Copy out the data below without any changes, from the line containing "grammar-icon: ABC xyxy=(636,130,753,168)" through the line containing "page-title: Nouvel exercice", including both of those lines.

▶ [DATASET ROWS]
• • • • • • •
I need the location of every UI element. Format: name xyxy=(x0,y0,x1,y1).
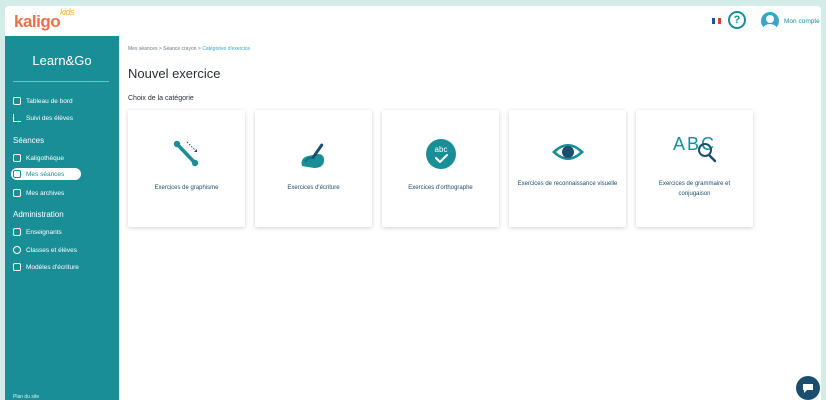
grammar-icon: ABC xyxy=(636,130,753,168)
grammar-icon-text: ABC xyxy=(673,134,716,154)
sitemap-link[interactable]: Plan du site xyxy=(13,394,39,400)
main-content: Mes séances > Séance crayon > Catégories… xyxy=(119,36,821,400)
card-label: Exercices de graphisme xyxy=(154,185,219,191)
card-label: Exercices de grammaire et conjugaison xyxy=(658,181,731,197)
sidebar-item-label: Enseignants xyxy=(26,228,62,236)
sidebar-item-classes[interactable]: Classes et élèves xyxy=(11,244,85,256)
sidebar-item-student-tracking[interactable]: Suivi des élèves xyxy=(11,112,81,124)
category-card-writing[interactable]: Exercices d'écriture xyxy=(255,110,372,227)
avatar-icon xyxy=(761,12,779,30)
chart-line-icon xyxy=(13,114,21,122)
sidebar-item-teachers[interactable]: Enseignants xyxy=(11,226,70,238)
templates-icon xyxy=(13,263,21,271)
sidebar-item-my-archives[interactable]: Mes archives xyxy=(11,187,72,199)
sidebar-item-label: Suivi des élèves xyxy=(26,114,73,122)
account-button[interactable]: Mon compte xyxy=(761,11,820,31)
kaligo-logo[interactable]: kaligo kids xyxy=(14,7,75,32)
dashboard-icon xyxy=(13,97,21,105)
writing-icon xyxy=(255,136,372,174)
logo-kids-text: kids xyxy=(60,7,75,17)
spelling-icon: abc xyxy=(382,136,499,174)
account-label: Mon compte xyxy=(784,17,820,25)
help-button[interactable]: ? xyxy=(728,11,746,29)
page-title: Nouvel exercice xyxy=(128,66,221,81)
card-label: Exercices d'orthographe xyxy=(408,185,473,191)
breadcrumb-item[interactable]: Mes séances xyxy=(128,46,157,52)
sidebar-item-label: Mes archives xyxy=(26,189,65,197)
breadcrumb: Mes séances > Séance crayon > Catégories… xyxy=(128,46,250,52)
sidebar-item-kaligotheque[interactable]: Kaligothèque xyxy=(11,152,72,164)
brand-title: Learn&Go xyxy=(32,53,92,68)
breadcrumb-item[interactable]: Séance crayon xyxy=(163,46,196,52)
sidebar-item-writing-models[interactable]: Modèles d'écriture xyxy=(11,261,87,273)
chat-button[interactable] xyxy=(796,376,820,400)
sidebar-item-label: Kaligothèque xyxy=(26,154,64,162)
sidebar: Learn&Go Tableau de bord Suivi des élève… xyxy=(5,36,119,400)
section-administration: Administration xyxy=(13,210,64,219)
breadcrumb-current: Catégories d'exercice xyxy=(202,46,251,52)
category-card-visual[interactable]: Exercices de reconnaissance visuelle xyxy=(509,110,626,227)
brand-divider xyxy=(13,81,109,82)
sidebar-item-label: Tableau de bord xyxy=(26,97,73,105)
spelling-icon-text: abc xyxy=(434,145,447,154)
section-seances: Séances xyxy=(13,136,45,145)
graphism-icon xyxy=(128,136,245,174)
id-card-icon xyxy=(13,228,21,236)
library-icon xyxy=(13,154,21,162)
sidebar-item-label: Mes séances xyxy=(26,170,65,178)
sidebar-item-label: Modèles d'écriture xyxy=(26,263,79,271)
top-bar: kaligo kids ? Mon compte xyxy=(5,6,821,36)
chat-icon xyxy=(803,384,813,393)
eye-icon xyxy=(509,136,626,174)
sidebar-item-my-sessions[interactable]: Mes séances xyxy=(11,168,81,180)
french-flag-icon[interactable] xyxy=(712,18,721,24)
card-label: Exercices d'écriture xyxy=(287,185,340,191)
sidebar-item-label: Classes et élèves xyxy=(26,246,77,254)
category-heading: Choix de la catégorie xyxy=(128,95,194,102)
sessions-icon xyxy=(13,170,21,178)
logo-text: kaligo xyxy=(14,12,61,31)
sidebar-item-dashboard[interactable]: Tableau de bord xyxy=(11,95,81,107)
card-label: Exercices de reconnaissance visuelle xyxy=(517,181,618,187)
users-icon xyxy=(13,246,21,254)
category-card-grammar[interactable]: ABC Exercices de grammaire et conjugaiso… xyxy=(636,110,753,227)
category-card-graphism[interactable]: Exercices de graphisme xyxy=(128,110,245,227)
archive-icon xyxy=(13,189,21,197)
category-card-spelling[interactable]: abc Exercices d'orthographe xyxy=(382,110,499,227)
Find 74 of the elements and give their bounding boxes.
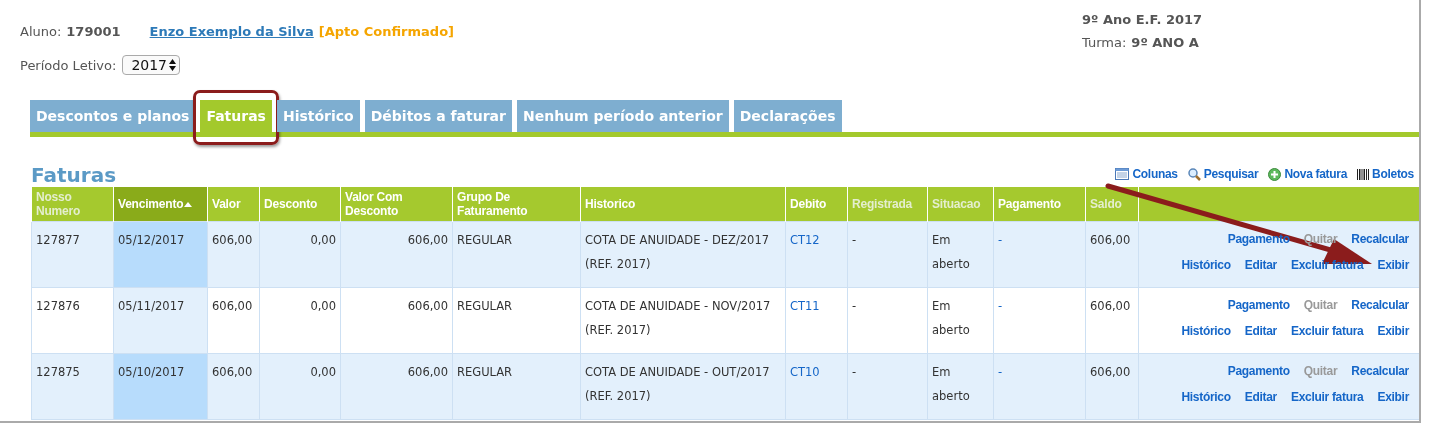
table-cell: 0,00 [310,364,336,379]
table-cell: 606,00 [407,298,448,313]
period-label: Período Letivo: [20,57,117,73]
table-cell: REGULAR [457,298,513,313]
table-cell: 0,00 [310,298,336,313]
table-cell: 05/11/2017 [118,298,185,313]
table-cell: 606,00 [407,364,448,379]
table-cell: 127875 [36,364,80,379]
toolbar-link[interactable]: Pesquisar [1187,167,1259,181]
table-cell: Em aberto [932,232,970,271]
table-cell: 606,00 [1090,298,1131,313]
action-link[interactable]: Pagamento [1227,231,1290,246]
action-link[interactable]: Editar [1244,257,1277,272]
action-link[interactable]: Recalcular [1351,231,1409,246]
action-link[interactable]: Pagamento [1227,297,1290,312]
table-cell: COTA DE ANUIDADE - OUT/2017 (REF. 2017) [585,364,770,403]
barcode-icon [1357,168,1370,180]
table-cell: - [852,298,857,313]
table-cell: 127877 [36,232,80,247]
action-link[interactable]: Pagamento [1227,363,1290,378]
sort-up-icon [184,202,193,208]
action-link[interactable]: Editar [1244,323,1277,338]
table-cell: 606,00 [212,298,253,313]
toolbar-link[interactable]: Colunas [1115,167,1178,181]
action-link[interactable]: Histórico [1181,389,1231,404]
action-link[interactable]: Exibir [1377,257,1409,272]
grade-title: 9º Ano E.F. 2017 [1082,12,1204,27]
cell-link[interactable]: CT10 [790,364,820,379]
table-cell: REGULAR [457,364,513,379]
action-link[interactable]: Recalcular [1351,363,1409,378]
toolbar-link[interactable]: Nova fatura [1268,167,1348,181]
table-cell: - [852,232,857,247]
cell-link[interactable]: - [998,364,1003,379]
table-cell: 606,00 [1090,232,1131,247]
turma-value: 9º ANO A [1131,35,1199,50]
table-cell: 127876 [36,298,80,313]
table-cell: COTA DE ANUIDADE - DEZ/2017 (REF. 2017) [585,232,770,271]
search-icon [1187,167,1201,181]
table-cell: REGULAR [457,232,513,247]
table-cell: 606,00 [212,232,253,247]
table-cell: Em aberto [932,364,970,403]
table-cell: 05/10/2017 [118,364,185,379]
action-link[interactable]: Editar [1244,389,1277,404]
period-select[interactable]: 2017 [122,55,180,75]
table-cell: 606,00 [1090,364,1131,379]
table-cell: - [852,364,857,379]
action-link[interactable]: Recalcular [1351,297,1409,312]
stepper-icon [169,59,176,71]
toolbar-link[interactable]: Boletos [1357,167,1414,181]
table-cell: 0,00 [310,232,336,247]
action-link[interactable]: Exibir [1377,323,1409,338]
plus-circle-icon [1268,167,1282,181]
table-cell: COTA DE ANUIDADE - NOV/2017 (REF. 2017) [585,298,771,337]
action-link[interactable]: Excluir fatura [1290,323,1364,338]
cell-link[interactable]: CT12 [790,232,820,247]
table-cell: 606,00 [212,364,253,379]
action-link[interactable]: Excluir fatura [1290,389,1364,404]
action-link[interactable]: Histórico [1181,257,1231,272]
student-name-link[interactable]: Enzo Exemplo da Silva [149,24,314,39]
column-header[interactable]: Vencimento [113,187,208,221]
student-id: 179001 [66,24,121,39]
student-status: [Apto Confirmado] [318,24,454,39]
section-title: Faturas [31,163,117,187]
action-link[interactable]: Exibir [1377,389,1409,404]
cell-link[interactable]: - [998,298,1003,313]
turma-label: Turma: [1082,35,1127,50]
action-link[interactable]: Histórico [1181,323,1231,338]
cell-link[interactable]: - [998,232,1003,247]
table-cell: Em aberto [932,298,970,337]
student-label: Aluno: [20,24,62,39]
table-cell: 606,00 [407,232,448,247]
table-cell: 05/12/2017 [118,232,185,247]
cell-link[interactable]: CT11 [790,298,820,313]
table-icon [1115,168,1130,180]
• • • • • • •
▶ [WRITTEN ANSWER]
grammar-icon: ABC xyxy=(636,130,753,168)
grammar-icon-text: ABC xyxy=(673,134,716,154)
sitemap-link[interactable]: Plan du site xyxy=(13,394,39,400)
main-content: Mes séances > Séance crayon > Catégories… xyxy=(119,36,821,400)
card-label: Exercices de graphisme xyxy=(154,185,219,191)
card-label: Exercices de grammaire et conjugaison xyxy=(658,181,731,197)
sidebar-item-label: Enseignants xyxy=(26,228,62,236)
sidebar-item-classes[interactable]: Classes et élèves xyxy=(11,244,85,256)
sidebar-item-student-tracking[interactable]: Suivi des élèves xyxy=(11,112,81,124)
category-card-writing[interactable]: Exercices d'écriture xyxy=(255,110,372,227)
avatar-icon xyxy=(761,12,779,30)
chart-line-icon xyxy=(13,114,21,122)
sidebar-item-teachers[interactable]: Enseignants xyxy=(11,226,70,238)
templates-icon xyxy=(13,263,21,271)
sidebar-item-my-archives[interactable]: Mes archives xyxy=(11,187,72,199)
sidebar-item-label: Suivi des élèves xyxy=(26,114,73,122)
account-button[interactable]: Mon compte xyxy=(761,11,820,31)
kaligo-logo[interactable]: kaligo kids xyxy=(14,7,75,32)
dashboard-icon xyxy=(13,97,21,105)
writing-icon xyxy=(255,136,372,174)
logo-kids-text: kids xyxy=(60,7,75,17)
spelling-icon: abc xyxy=(382,136,499,174)
account-label: Mon compte xyxy=(784,17,820,25)
help-button[interactable]: ? xyxy=(728,11,746,29)
page-title: Nouvel exercice xyxy=(128,66,221,81)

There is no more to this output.